### EXERCISE DETAILS
How many lines in the entries below include the string "xlabel"? Answer with the number only.

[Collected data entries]
- - - -
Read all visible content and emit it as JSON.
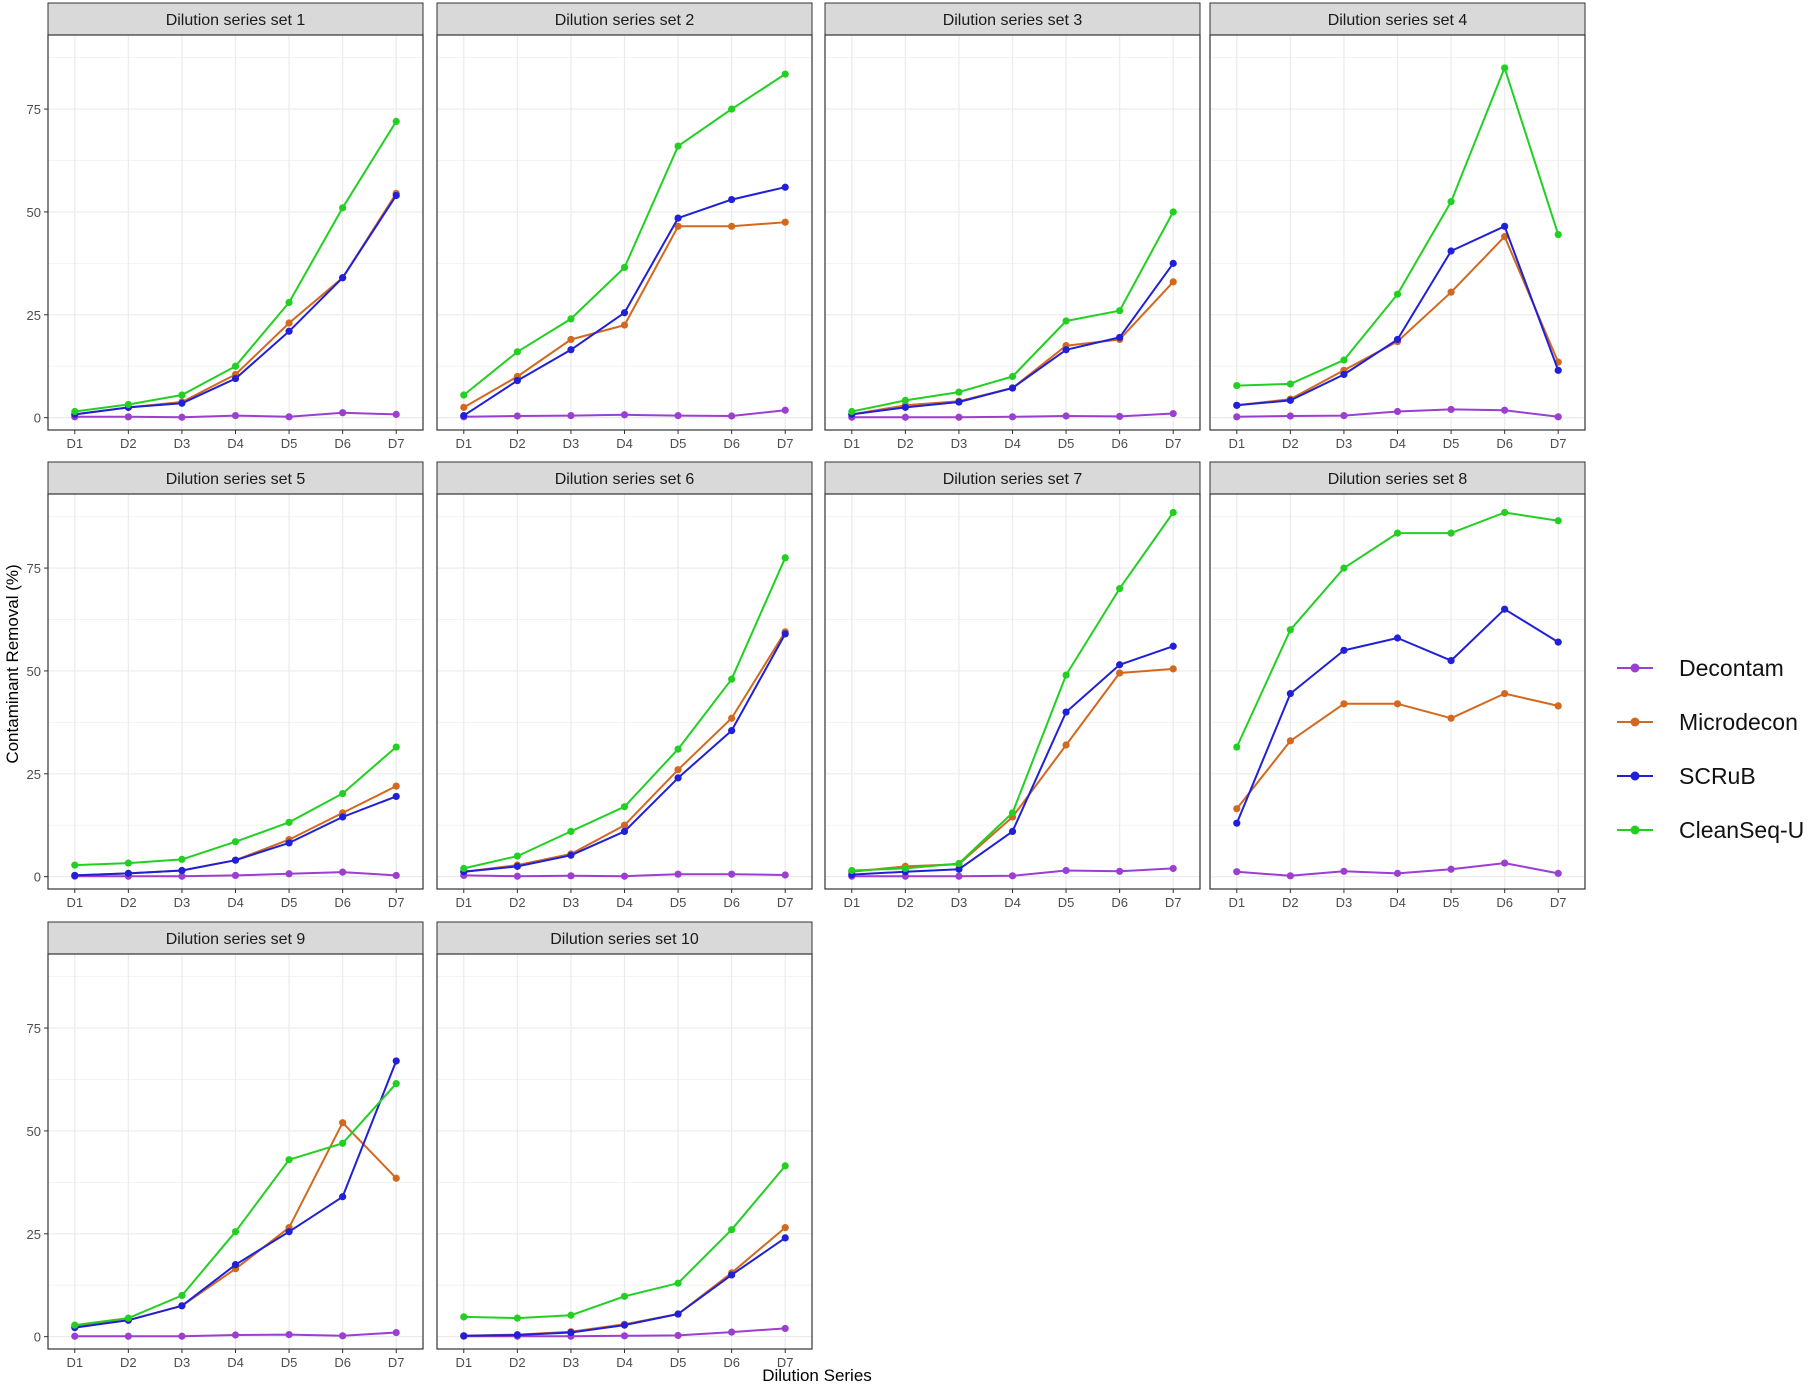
{
  "figure": {
    "ylabel": "Contaminant Removal (%)",
    "xlabel": "Dilution Series"
  },
  "legend": {
    "placement": "right",
    "items": [
      "Decontam",
      "Microdecon",
      "SCRuB",
      "CleanSeq-U"
    ]
  },
  "colors": {
    "Decontam": "#9B3FD1",
    "Microdecon": "#D2691E",
    "SCRuB": "#2020D8",
    "CleanSeq-U": "#22D022",
    "strip_bg": "#D9D9D9",
    "grid": "#EBEBEB",
    "panel_border": "#333333"
  },
  "chart_data": {
    "type": "line",
    "facet": true,
    "grid": true,
    "xlabel": "Dilution Series",
    "ylabel": "Contaminant Removal (%)",
    "x": [
      "D1",
      "D2",
      "D3",
      "D4",
      "D5",
      "D6",
      "D7"
    ],
    "ylim": [
      -3,
      93
    ],
    "yticks": [
      0,
      25,
      50,
      75
    ],
    "series_names": [
      "Decontam",
      "Microdecon",
      "SCRuB",
      "CleanSeq-U"
    ],
    "panels": [
      {
        "title": "Dilution series set 1",
        "series": [
          {
            "name": "Decontam",
            "values": [
              0.2,
              0.2,
              0.1,
              0.5,
              0.2,
              1.2,
              0.8
            ]
          },
          {
            "name": "Microdecon",
            "values": [
              0.8,
              2.5,
              3.8,
              10.5,
              23,
              34,
              54.5
            ]
          },
          {
            "name": "SCRuB",
            "values": [
              0.8,
              2.5,
              3.5,
              9.5,
              21,
              34,
              54
            ]
          },
          {
            "name": "CleanSeq-U",
            "values": [
              1.5,
              3.2,
              5.5,
              12.5,
              28,
              51,
              72
            ]
          }
        ]
      },
      {
        "title": "Dilution series set 2",
        "series": [
          {
            "name": "Decontam",
            "values": [
              0.2,
              0.4,
              0.5,
              0.7,
              0.5,
              0.4,
              1.8
            ]
          },
          {
            "name": "Microdecon",
            "values": [
              2.5,
              10,
              19,
              22.5,
              46.5,
              46.5,
              47.5
            ]
          },
          {
            "name": "SCRuB",
            "values": [
              0.5,
              9,
              16.5,
              25.5,
              48.5,
              53,
              56
            ]
          },
          {
            "name": "CleanSeq-U",
            "values": [
              5.5,
              16,
              24,
              36.5,
              66,
              75,
              83.5
            ]
          }
        ]
      },
      {
        "title": "Dilution series set 3",
        "series": [
          {
            "name": "Decontam",
            "values": [
              0.1,
              0.1,
              0.1,
              0.2,
              0.4,
              0.3,
              1.0
            ]
          },
          {
            "name": "Microdecon",
            "values": [
              0.8,
              3.0,
              4.0,
              7.2,
              17.5,
              19,
              33
            ]
          },
          {
            "name": "SCRuB",
            "values": [
              0.8,
              2.5,
              3.8,
              7.2,
              16.5,
              19.5,
              37.5
            ]
          },
          {
            "name": "CleanSeq-U",
            "values": [
              1.5,
              4.2,
              6.2,
              10,
              23.5,
              26,
              50
            ]
          }
        ]
      },
      {
        "title": "Dilution series set 4",
        "series": [
          {
            "name": "Decontam",
            "values": [
              0.2,
              0.4,
              0.5,
              1.5,
              2.0,
              1.8,
              0.2
            ]
          },
          {
            "name": "Microdecon",
            "values": [
              3.0,
              4.5,
              11.5,
              18.5,
              30.5,
              44,
              13.5
            ]
          },
          {
            "name": "SCRuB",
            "values": [
              3.0,
              4.2,
              10.5,
              19,
              40.5,
              46.5,
              11.5
            ]
          },
          {
            "name": "CleanSeq-U",
            "values": [
              7.8,
              8.2,
              14,
              30,
              52.5,
              85,
              44.5
            ]
          }
        ]
      },
      {
        "title": "Dilution series set 5",
        "series": [
          {
            "name": "Decontam",
            "values": [
              0.1,
              0.1,
              0.1,
              0.3,
              0.7,
              1.1,
              0.3
            ]
          },
          {
            "name": "Microdecon",
            "values": [
              0.3,
              0.8,
              1.5,
              4.0,
              9.0,
              15.5,
              22
            ]
          },
          {
            "name": "SCRuB",
            "values": [
              0.3,
              0.8,
              1.5,
              4.0,
              8.2,
              14.5,
              19.5
            ]
          },
          {
            "name": "CleanSeq-U",
            "values": [
              2.8,
              3.3,
              4.2,
              8.5,
              13.2,
              20.2,
              31.5
            ]
          }
        ]
      },
      {
        "title": "Dilution series set 6",
        "series": [
          {
            "name": "Decontam",
            "values": [
              0.3,
              0.1,
              0.2,
              0.1,
              0.6,
              0.6,
              0.4
            ]
          },
          {
            "name": "Microdecon",
            "values": [
              1.2,
              2.8,
              5.5,
              12.5,
              26,
              38.5,
              59.5
            ]
          },
          {
            "name": "SCRuB",
            "values": [
              1.2,
              2.5,
              5.2,
              11,
              24,
              35.5,
              59
            ]
          },
          {
            "name": "CleanSeq-U",
            "values": [
              2.0,
              5.0,
              11,
              17,
              31,
              48,
              77.5
            ]
          }
        ]
      },
      {
        "title": "Dilution series set 7",
        "series": [
          {
            "name": "Decontam",
            "values": [
              0.1,
              0.1,
              0.1,
              0.2,
              1.5,
              1.3,
              2.0
            ]
          },
          {
            "name": "Microdecon",
            "values": [
              1.2,
              2.5,
              3.0,
              14.5,
              32,
              49.5,
              50.5
            ]
          },
          {
            "name": "SCRuB",
            "values": [
              0.5,
              1.2,
              1.8,
              11,
              40,
              51.5,
              56
            ]
          },
          {
            "name": "CleanSeq-U",
            "values": [
              1.5,
              2.0,
              3.2,
              15.5,
              49,
              70,
              88.5
            ]
          }
        ]
      },
      {
        "title": "Dilution series set 8",
        "series": [
          {
            "name": "Decontam",
            "values": [
              1.2,
              0.2,
              1.3,
              0.8,
              1.8,
              3.3,
              0.8
            ]
          },
          {
            "name": "Microdecon",
            "values": [
              16.5,
              33,
              42,
              42,
              38.5,
              44.5,
              41.5
            ]
          },
          {
            "name": "SCRuB",
            "values": [
              13,
              44.5,
              55,
              58,
              52.5,
              65,
              57
            ]
          },
          {
            "name": "CleanSeq-U",
            "values": [
              31.5,
              60,
              75,
              83.5,
              83.5,
              88.5,
              86.5
            ]
          }
        ]
      },
      {
        "title": "Dilution series set 9",
        "series": [
          {
            "name": "Decontam",
            "values": [
              0.1,
              0.1,
              0.1,
              0.4,
              0.5,
              0.2,
              1.0
            ]
          },
          {
            "name": "Microdecon",
            "values": [
              2.5,
              4.0,
              7.5,
              16.5,
              26.5,
              52,
              38.5
            ]
          },
          {
            "name": "SCRuB",
            "values": [
              2.2,
              4.0,
              7.5,
              17.5,
              25.5,
              34,
              67
            ]
          },
          {
            "name": "CleanSeq-U",
            "values": [
              2.8,
              4.5,
              10,
              25.5,
              43,
              47,
              61.5
            ]
          }
        ]
      },
      {
        "title": "Dilution series set 10",
        "series": [
          {
            "name": "Decontam",
            "values": [
              0.1,
              0.1,
              0.1,
              0.2,
              0.3,
              1.1,
              2.0
            ]
          },
          {
            "name": "Microdecon",
            "values": [
              0.2,
              0.5,
              1.2,
              3.0,
              5.5,
              15.5,
              26.5
            ]
          },
          {
            "name": "SCRuB",
            "values": [
              0.2,
              0.4,
              1.0,
              2.8,
              5.5,
              15,
              24
            ]
          },
          {
            "name": "CleanSeq-U",
            "values": [
              4.8,
              4.5,
              5.2,
              9.8,
              13,
              26,
              41.5
            ]
          }
        ]
      }
    ]
  }
}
- - - -
### WRITTEN ANSWER
2